--- Supplied entries ---
────

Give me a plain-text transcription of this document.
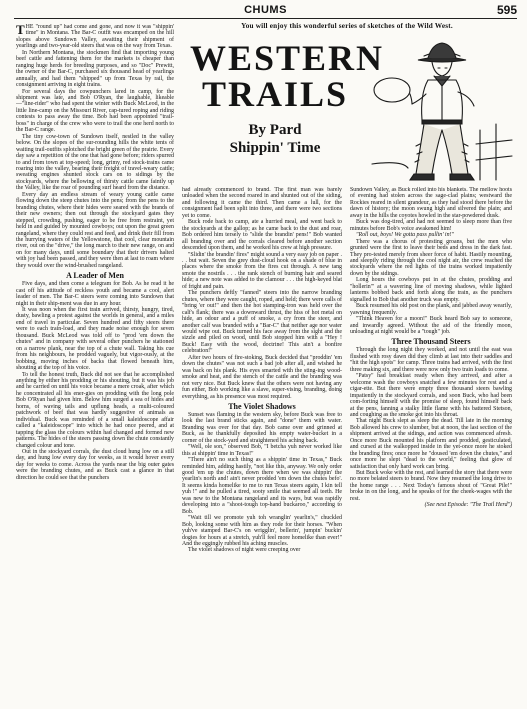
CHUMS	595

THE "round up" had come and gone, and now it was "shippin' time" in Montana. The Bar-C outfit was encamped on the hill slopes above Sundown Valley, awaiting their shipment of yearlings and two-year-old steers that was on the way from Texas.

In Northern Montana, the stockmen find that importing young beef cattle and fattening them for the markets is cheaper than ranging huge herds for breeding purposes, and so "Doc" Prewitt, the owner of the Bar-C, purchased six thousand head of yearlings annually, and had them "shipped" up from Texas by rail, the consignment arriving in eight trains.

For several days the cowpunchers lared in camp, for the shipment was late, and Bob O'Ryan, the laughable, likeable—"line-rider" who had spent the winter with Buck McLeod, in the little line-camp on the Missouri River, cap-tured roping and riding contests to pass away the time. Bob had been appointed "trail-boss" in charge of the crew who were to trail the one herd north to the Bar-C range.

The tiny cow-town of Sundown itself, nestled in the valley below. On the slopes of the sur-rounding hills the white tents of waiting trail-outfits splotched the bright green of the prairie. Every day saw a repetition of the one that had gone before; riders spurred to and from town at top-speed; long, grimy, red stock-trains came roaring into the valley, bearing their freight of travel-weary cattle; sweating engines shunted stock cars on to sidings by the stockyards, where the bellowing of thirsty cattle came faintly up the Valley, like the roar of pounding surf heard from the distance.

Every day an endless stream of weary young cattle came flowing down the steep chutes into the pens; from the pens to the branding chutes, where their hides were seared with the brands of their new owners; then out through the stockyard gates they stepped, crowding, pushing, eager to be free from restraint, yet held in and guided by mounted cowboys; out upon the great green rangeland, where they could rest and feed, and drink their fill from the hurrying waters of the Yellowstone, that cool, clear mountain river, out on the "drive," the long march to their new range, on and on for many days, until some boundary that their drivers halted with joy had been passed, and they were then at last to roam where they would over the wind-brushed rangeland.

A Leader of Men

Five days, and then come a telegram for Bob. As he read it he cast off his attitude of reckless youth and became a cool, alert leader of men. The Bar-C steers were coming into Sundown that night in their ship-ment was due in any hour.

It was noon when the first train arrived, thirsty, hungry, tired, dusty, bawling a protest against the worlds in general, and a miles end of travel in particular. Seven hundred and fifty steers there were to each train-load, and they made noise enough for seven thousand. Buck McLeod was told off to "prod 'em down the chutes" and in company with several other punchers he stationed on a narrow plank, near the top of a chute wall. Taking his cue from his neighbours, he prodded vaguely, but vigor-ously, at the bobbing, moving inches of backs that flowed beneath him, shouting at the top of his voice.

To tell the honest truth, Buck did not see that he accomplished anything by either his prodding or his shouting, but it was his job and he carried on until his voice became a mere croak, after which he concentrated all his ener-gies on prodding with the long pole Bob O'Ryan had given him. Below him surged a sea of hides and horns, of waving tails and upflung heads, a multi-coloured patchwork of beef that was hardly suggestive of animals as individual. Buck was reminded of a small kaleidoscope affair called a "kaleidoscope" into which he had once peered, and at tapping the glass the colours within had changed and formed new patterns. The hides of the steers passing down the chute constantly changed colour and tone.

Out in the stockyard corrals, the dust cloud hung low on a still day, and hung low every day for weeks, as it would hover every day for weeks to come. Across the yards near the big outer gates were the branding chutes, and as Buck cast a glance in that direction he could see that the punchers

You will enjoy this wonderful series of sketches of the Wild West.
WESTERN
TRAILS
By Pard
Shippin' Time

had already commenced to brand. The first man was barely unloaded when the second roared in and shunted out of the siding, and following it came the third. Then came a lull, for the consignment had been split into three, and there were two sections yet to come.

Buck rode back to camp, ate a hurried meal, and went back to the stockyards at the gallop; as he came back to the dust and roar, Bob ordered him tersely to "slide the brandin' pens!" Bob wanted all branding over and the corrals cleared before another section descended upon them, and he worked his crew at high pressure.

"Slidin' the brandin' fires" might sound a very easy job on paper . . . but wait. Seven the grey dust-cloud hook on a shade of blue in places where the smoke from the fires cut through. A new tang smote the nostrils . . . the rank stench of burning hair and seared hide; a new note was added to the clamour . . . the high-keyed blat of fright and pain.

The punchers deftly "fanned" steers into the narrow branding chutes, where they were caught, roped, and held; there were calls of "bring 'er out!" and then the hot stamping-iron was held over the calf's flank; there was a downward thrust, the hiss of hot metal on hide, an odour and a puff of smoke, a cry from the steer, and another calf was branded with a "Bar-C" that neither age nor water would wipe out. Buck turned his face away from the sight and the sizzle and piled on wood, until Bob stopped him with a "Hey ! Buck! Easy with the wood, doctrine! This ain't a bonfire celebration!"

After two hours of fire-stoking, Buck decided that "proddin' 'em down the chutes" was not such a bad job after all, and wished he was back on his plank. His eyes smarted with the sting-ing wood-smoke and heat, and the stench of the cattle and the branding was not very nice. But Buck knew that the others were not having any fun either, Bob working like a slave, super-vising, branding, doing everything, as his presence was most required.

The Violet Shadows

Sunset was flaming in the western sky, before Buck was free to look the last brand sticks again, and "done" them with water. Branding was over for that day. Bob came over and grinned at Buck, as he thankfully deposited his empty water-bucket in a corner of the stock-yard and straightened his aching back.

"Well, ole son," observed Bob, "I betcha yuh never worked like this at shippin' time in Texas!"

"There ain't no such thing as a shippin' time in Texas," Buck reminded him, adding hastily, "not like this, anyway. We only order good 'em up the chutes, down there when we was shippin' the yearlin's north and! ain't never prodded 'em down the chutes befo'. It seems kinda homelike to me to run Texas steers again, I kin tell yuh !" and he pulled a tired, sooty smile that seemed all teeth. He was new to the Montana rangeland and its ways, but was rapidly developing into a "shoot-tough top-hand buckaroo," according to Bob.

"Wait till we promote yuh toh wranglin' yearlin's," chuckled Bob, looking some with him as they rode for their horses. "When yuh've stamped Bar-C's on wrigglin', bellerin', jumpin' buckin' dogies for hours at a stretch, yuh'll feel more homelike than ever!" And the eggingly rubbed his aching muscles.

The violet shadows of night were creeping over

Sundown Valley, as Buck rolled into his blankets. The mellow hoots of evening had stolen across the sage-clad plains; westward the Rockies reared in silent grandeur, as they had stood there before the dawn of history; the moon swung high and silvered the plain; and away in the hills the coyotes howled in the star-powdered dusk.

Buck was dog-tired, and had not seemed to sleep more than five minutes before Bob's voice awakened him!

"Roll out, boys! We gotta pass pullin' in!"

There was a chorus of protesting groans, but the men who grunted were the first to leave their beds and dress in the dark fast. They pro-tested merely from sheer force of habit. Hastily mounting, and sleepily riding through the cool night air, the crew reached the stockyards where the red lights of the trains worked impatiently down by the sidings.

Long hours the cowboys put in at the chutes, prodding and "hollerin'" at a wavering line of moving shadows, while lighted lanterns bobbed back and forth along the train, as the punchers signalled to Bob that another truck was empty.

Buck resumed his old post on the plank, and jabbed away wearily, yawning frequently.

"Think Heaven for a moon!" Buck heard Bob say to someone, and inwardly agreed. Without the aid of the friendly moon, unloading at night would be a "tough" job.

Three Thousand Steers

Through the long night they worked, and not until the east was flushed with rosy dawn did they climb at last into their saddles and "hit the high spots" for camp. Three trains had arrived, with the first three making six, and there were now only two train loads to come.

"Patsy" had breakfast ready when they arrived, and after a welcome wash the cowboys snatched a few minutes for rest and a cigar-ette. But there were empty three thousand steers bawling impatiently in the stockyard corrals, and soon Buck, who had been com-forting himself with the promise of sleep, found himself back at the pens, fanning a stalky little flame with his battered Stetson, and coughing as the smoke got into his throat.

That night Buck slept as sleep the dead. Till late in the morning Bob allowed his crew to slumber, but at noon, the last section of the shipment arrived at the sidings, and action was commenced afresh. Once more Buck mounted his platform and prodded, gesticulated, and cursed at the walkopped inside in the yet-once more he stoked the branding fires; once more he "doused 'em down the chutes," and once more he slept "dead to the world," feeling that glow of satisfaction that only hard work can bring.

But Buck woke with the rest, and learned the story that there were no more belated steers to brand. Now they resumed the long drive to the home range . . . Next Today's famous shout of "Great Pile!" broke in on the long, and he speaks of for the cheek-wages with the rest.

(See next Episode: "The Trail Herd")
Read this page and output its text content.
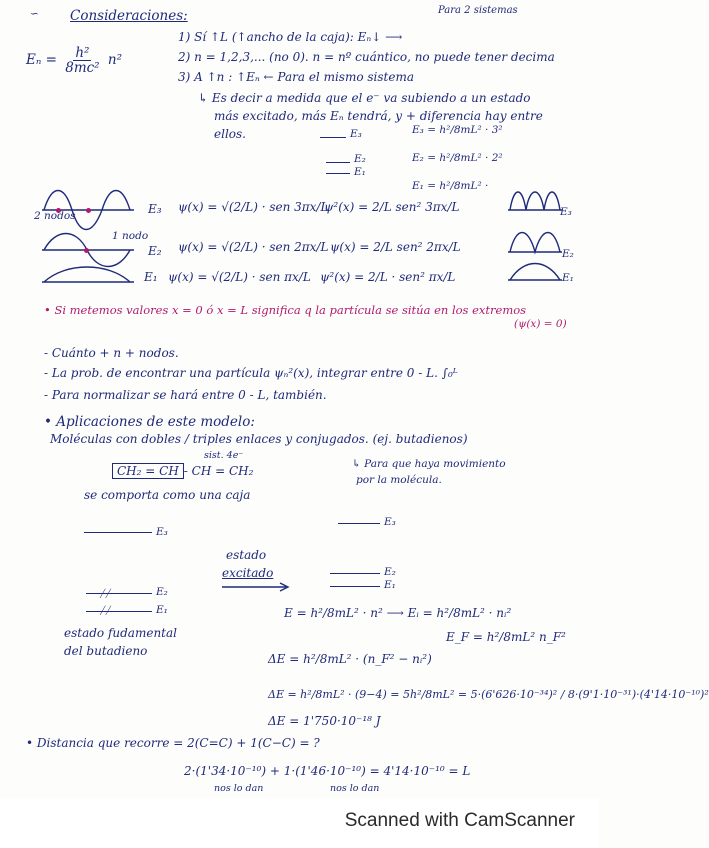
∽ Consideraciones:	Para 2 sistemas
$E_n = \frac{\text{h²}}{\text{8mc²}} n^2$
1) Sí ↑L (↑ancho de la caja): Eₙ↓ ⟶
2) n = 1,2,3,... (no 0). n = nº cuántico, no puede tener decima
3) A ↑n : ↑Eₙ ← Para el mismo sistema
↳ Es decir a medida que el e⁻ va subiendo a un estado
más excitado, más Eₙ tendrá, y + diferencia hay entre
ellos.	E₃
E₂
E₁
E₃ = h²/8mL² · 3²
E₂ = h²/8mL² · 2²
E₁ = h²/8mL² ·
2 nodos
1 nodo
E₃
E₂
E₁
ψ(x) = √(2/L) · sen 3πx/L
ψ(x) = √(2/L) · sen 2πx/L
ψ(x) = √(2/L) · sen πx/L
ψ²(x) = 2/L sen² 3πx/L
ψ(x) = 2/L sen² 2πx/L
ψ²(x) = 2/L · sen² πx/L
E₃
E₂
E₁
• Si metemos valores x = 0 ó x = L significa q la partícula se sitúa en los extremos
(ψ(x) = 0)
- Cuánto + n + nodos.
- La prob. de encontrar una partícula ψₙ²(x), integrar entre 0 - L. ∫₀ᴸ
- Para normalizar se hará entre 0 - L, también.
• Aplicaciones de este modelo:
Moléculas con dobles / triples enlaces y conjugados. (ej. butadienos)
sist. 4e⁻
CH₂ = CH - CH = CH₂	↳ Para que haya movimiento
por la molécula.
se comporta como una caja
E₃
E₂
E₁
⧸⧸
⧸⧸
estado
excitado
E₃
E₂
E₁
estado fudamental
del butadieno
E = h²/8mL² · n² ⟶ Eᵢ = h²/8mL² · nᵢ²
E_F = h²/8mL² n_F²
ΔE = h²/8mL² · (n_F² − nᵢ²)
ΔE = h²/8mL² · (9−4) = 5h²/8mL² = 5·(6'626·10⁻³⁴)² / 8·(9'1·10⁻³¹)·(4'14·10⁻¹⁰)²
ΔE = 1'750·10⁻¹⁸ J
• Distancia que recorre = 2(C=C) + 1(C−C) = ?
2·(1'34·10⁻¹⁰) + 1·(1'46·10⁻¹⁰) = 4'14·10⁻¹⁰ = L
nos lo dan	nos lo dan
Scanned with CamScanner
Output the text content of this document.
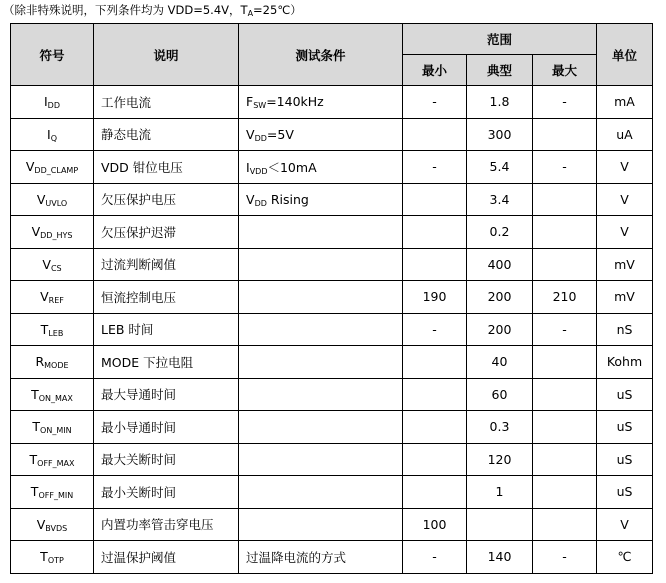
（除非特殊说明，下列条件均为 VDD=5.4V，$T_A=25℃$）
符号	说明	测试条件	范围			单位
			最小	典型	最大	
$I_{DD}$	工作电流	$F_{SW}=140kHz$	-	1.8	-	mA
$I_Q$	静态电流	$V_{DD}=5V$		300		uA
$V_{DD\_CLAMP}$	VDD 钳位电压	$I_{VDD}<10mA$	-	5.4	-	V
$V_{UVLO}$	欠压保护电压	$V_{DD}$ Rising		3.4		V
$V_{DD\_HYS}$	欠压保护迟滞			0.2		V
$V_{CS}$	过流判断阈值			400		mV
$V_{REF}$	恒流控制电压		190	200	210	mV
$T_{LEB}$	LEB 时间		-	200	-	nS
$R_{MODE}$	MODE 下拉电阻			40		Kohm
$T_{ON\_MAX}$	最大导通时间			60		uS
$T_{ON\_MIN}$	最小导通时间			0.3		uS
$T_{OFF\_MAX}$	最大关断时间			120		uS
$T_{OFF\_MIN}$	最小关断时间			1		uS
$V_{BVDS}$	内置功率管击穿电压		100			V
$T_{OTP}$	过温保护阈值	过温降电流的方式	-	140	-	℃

────

Identify each line of the material where the word "yearlings" shows up, and copy it.

THE "round up" had come and gone, and now it was "shippin' time" in Montana. The Bar-C outfit was encamped on the hill slopes above Sundown Valley, awaiting their shipment of yearlings and two-year-old steers that was on the way from Texas.
In Northern Montana, the stockmen find that importing young beef cattle and fattening them for the markets is cheaper than ranging huge herds for breeding purposes, and so "Doc" Prewitt, the owner of the Bar-C, purchased six thousand head of yearlings annually, and had them "shipped" up from Texas by rail, the consignment arriving in eight trains.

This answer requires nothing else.